**REQUIRED TASK:** Copy all records verbatim.

**MATERIAL TO PROCESS:**
::::::::::

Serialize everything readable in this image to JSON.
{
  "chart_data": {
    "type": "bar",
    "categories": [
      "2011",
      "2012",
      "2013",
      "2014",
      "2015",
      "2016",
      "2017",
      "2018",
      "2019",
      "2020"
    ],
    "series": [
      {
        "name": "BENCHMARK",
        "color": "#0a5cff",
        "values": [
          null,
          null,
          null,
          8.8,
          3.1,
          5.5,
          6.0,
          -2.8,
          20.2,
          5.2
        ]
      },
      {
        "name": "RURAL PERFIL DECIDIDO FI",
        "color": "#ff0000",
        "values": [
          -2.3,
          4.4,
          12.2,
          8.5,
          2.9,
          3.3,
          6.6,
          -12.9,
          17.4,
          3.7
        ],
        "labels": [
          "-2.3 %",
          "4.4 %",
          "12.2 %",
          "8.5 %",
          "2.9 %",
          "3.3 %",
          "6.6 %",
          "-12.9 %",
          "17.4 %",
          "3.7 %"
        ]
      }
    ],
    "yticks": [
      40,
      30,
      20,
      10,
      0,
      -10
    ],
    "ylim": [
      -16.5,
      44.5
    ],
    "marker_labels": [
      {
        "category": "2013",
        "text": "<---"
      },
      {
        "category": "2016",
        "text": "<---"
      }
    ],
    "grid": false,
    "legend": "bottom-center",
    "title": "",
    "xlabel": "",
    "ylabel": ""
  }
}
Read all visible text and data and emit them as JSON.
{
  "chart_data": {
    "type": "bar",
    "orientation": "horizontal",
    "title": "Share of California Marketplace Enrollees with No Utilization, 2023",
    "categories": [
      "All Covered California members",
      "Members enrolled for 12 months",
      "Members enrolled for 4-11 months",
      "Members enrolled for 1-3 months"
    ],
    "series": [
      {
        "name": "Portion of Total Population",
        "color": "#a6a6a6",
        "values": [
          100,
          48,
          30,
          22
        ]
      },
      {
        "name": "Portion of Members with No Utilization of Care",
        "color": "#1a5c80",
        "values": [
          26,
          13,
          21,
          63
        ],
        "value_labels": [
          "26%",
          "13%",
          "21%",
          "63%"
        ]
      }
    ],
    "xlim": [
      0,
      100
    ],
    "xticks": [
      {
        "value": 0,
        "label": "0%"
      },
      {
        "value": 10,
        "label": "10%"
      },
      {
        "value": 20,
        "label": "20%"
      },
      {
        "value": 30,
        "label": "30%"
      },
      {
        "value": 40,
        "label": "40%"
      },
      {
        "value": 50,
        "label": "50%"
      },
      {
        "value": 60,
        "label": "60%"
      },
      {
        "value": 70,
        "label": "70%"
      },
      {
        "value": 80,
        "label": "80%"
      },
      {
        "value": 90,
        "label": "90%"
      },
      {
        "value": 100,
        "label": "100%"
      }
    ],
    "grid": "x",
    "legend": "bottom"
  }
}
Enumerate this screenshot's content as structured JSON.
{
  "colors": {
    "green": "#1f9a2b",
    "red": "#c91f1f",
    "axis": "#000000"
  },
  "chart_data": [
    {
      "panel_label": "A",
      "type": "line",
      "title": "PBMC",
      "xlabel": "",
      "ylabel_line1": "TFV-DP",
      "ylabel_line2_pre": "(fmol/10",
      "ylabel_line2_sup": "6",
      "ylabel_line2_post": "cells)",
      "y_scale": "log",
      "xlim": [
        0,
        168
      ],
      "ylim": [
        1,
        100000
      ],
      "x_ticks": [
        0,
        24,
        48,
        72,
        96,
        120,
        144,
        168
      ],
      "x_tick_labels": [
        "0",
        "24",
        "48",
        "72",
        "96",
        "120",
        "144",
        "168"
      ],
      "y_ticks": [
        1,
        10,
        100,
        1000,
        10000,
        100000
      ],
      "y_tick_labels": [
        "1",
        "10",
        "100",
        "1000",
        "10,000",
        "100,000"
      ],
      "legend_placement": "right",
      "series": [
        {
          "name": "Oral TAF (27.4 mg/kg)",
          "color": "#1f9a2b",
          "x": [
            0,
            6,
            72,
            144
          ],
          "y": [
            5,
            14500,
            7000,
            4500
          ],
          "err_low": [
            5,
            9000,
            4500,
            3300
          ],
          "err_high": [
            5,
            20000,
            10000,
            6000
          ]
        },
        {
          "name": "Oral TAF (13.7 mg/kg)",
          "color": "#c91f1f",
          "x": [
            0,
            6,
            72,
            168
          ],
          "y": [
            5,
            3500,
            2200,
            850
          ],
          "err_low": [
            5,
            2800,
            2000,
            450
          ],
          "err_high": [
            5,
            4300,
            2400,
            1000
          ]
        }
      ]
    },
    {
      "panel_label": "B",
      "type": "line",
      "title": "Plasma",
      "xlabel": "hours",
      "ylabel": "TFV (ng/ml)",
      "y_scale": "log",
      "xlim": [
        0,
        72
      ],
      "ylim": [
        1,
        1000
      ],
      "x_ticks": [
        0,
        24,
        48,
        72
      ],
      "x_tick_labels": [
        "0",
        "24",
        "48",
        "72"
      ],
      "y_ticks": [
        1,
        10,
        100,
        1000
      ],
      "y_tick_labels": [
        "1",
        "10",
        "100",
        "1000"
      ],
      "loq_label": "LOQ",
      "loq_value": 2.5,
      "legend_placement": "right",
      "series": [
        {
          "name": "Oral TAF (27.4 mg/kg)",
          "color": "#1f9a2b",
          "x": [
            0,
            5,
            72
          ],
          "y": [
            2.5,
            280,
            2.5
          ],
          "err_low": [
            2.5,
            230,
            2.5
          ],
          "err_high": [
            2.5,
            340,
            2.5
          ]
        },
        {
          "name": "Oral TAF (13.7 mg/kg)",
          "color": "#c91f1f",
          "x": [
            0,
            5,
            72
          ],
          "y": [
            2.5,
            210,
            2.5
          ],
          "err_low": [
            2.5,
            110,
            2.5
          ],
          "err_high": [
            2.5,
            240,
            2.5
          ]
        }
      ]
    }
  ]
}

::::::::::

**RESPONSE TO THE TASK:**
Serialize everything readable in this image to JSON.
{
  "chart_data": {
    "type": "bar",
    "categories": [
      "2011",
      "2012",
      "2013",
      "2014",
      "2015",
      "2016",
      "2017",
      "2018",
      "2019",
      "2020"
    ],
    "series": [
      {
        "name": "BENCHMARK",
        "color": "#0a5cff",
        "values": [
          null,
          null,
          null,
          8.8,
          3.1,
          5.5,
          6.0,
          -2.8,
          20.2,
          5.2
        ]
      },
      {
        "name": "RURAL PERFIL DECIDIDO FI",
        "color": "#ff0000",
        "values": [
          -2.3,
          4.4,
          12.2,
          8.5,
          2.9,
          3.3,
          6.6,
          -12.9,
          17.4,
          3.7
        ],
        "labels": [
          "-2.3 %",
          "4.4 %",
          "12.2 %",
          "8.5 %",
          "2.9 %",
          "3.3 %",
          "6.6 %",
          "-12.9 %",
          "17.4 %",
          "3.7 %"
        ]
      }
    ],
    "yticks": [
      40,
      30,
      20,
      10,
      0,
      -10
    ],
    "ylim": [
      -16.5,
      44.5
    ],
    "marker_labels": [
      {
        "category": "2013",
        "text": "<---"
      },
      {
        "category": "2016",
        "text": "<---"
      }
    ],
    "grid": false,
    "legend": "bottom-center",
    "title": "",
    "xlabel": "",
    "ylabel": ""
  }
}
Read all visible text and data and emit them as JSON.
{
  "chart_data": {
    "type": "bar",
    "orientation": "horizontal",
    "title": "Share of California Marketplace Enrollees with No Utilization, 2023",
    "categories": [
      "All Covered California members",
      "Members enrolled for 12 months",
      "Members enrolled for 4-11 months",
      "Members enrolled for 1-3 months"
    ],
    "series": [
      {
        "name": "Portion of Total Population",
        "color": "#a6a6a6",
        "values": [
          100,
          48,
          30,
          22
        ]
      },
      {
        "name": "Portion of Members with No Utilization of Care",
        "color": "#1a5c80",
        "values": [
          26,
          13,
          21,
          63
        ],
        "value_labels": [
          "26%",
          "13%",
          "21%",
          "63%"
        ]
      }
    ],
    "xlim": [
      0,
      100
    ],
    "xticks": [
      {
        "value": 0,
        "label": "0%"
      },
      {
        "value": 10,
        "label": "10%"
      },
      {
        "value": 20,
        "label": "20%"
      },
      {
        "value": 30,
        "label": "30%"
      },
      {
        "value": 40,
        "label": "40%"
      },
      {
        "value": 50,
        "label": "50%"
      },
      {
        "value": 60,
        "label": "60%"
      },
      {
        "value": 70,
        "label": "70%"
      },
      {
        "value": 80,
        "label": "80%"
      },
      {
        "value": 90,
        "label": "90%"
      },
      {
        "value": 100,
        "label": "100%"
      }
    ],
    "grid": "x",
    "legend": "bottom"
  }
}
Enumerate this screenshot's content as structured JSON.
{
  "colors": {
    "green": "#1f9a2b",
    "red": "#c91f1f",
    "axis": "#000000"
  },
  "chart_data": [
    {
      "panel_label": "A",
      "type": "line",
      "title": "PBMC",
      "xlabel": "",
      "ylabel_line1": "TFV-DP",
      "ylabel_line2_pre": "(fmol/10",
      "ylabel_line2_sup": "6",
      "ylabel_line2_post": "cells)",
      "y_scale": "log",
      "xlim": [
        0,
        168
      ],
      "ylim": [
        1,
        100000
      ],
      "x_ticks": [
        0,
        24,
        48,
        72,
        96,
        120,
        144,
        168
      ],
      "x_tick_labels": [
        "0",
        "24",
        "48",
        "72",
        "96",
        "120",
        "144",
        "168"
      ],
      "y_ticks": [
        1,
        10,
        100,
        1000,
        10000,
        100000
      ],
      "y_tick_labels": [
        "1",
        "10",
        "100",
        "1000",
        "10,000",
        "100,000"
      ],
      "legend_placement": "right",
      "series": [
        {
          "name": "Oral TAF (27.4 mg/kg)",
          "color": "#1f9a2b",
          "x": [
            0,
            6,
            72,
            144
          ],
          "y": [
            5,
            14500,
            7000,
            4500
          ],
          "err_low": [
            5,
            9000,
            4500,
            3300
          ],
          "err_high": [
            5,
            20000,
            10000,
            6000
          ]
        },
        {
          "name": "Oral TAF (13.7 mg/kg)",
          "color": "#c91f1f",
          "x": [
            0,
            6,
            72,
            168
          ],
          "y": [
            5,
            3500,
            2200,
            850
          ],
          "err_low": [
            5,
            2800,
            2000,
            450
          ],
          "err_high": [
            5,
            4300,
            2400,
            1000
          ]
        }
      ]
    },
    {
      "panel_label": "B",
      "type": "line",
      "title": "Plasma",
      "xlabel": "hours",
      "ylabel": "TFV (ng/ml)",
      "y_scale": "log",
      "xlim": [
        0,
        72
      ],
      "ylim": [
        1,
        1000
      ],
      "x_ticks": [
        0,
        24,
        48,
        72
      ],
      "x_tick_labels": [
        "0",
        "24",
        "48",
        "72"
      ],
      "y_ticks": [
        1,
        10,
        100,
        1000
      ],
      "y_tick_labels": [
        "1",
        "10",
        "100",
        "1000"
      ],
      "loq_label": "LOQ",
      "loq_value": 2.5,
      "legend_placement": "right",
      "series": [
        {
          "name": "Oral TAF (27.4 mg/kg)",
          "color": "#1f9a2b",
          "x": [
            0,
            5,
            72
          ],
          "y": [
            2.5,
            280,
            2.5
          ],
          "err_low": [
            2.5,
            230,
            2.5
          ],
          "err_high": [
            2.5,
            340,
            2.5
          ]
        },
        {
          "name": "Oral TAF (13.7 mg/kg)",
          "color": "#c91f1f",
          "x": [
            0,
            5,
            72
          ],
          "y": [
            2.5,
            210,
            2.5
          ],
          "err_low": [
            2.5,
            110,
            2.5
          ],
          "err_high": [
            2.5,
            240,
            2.5
          ]
        }
      ]
    }
  ]
}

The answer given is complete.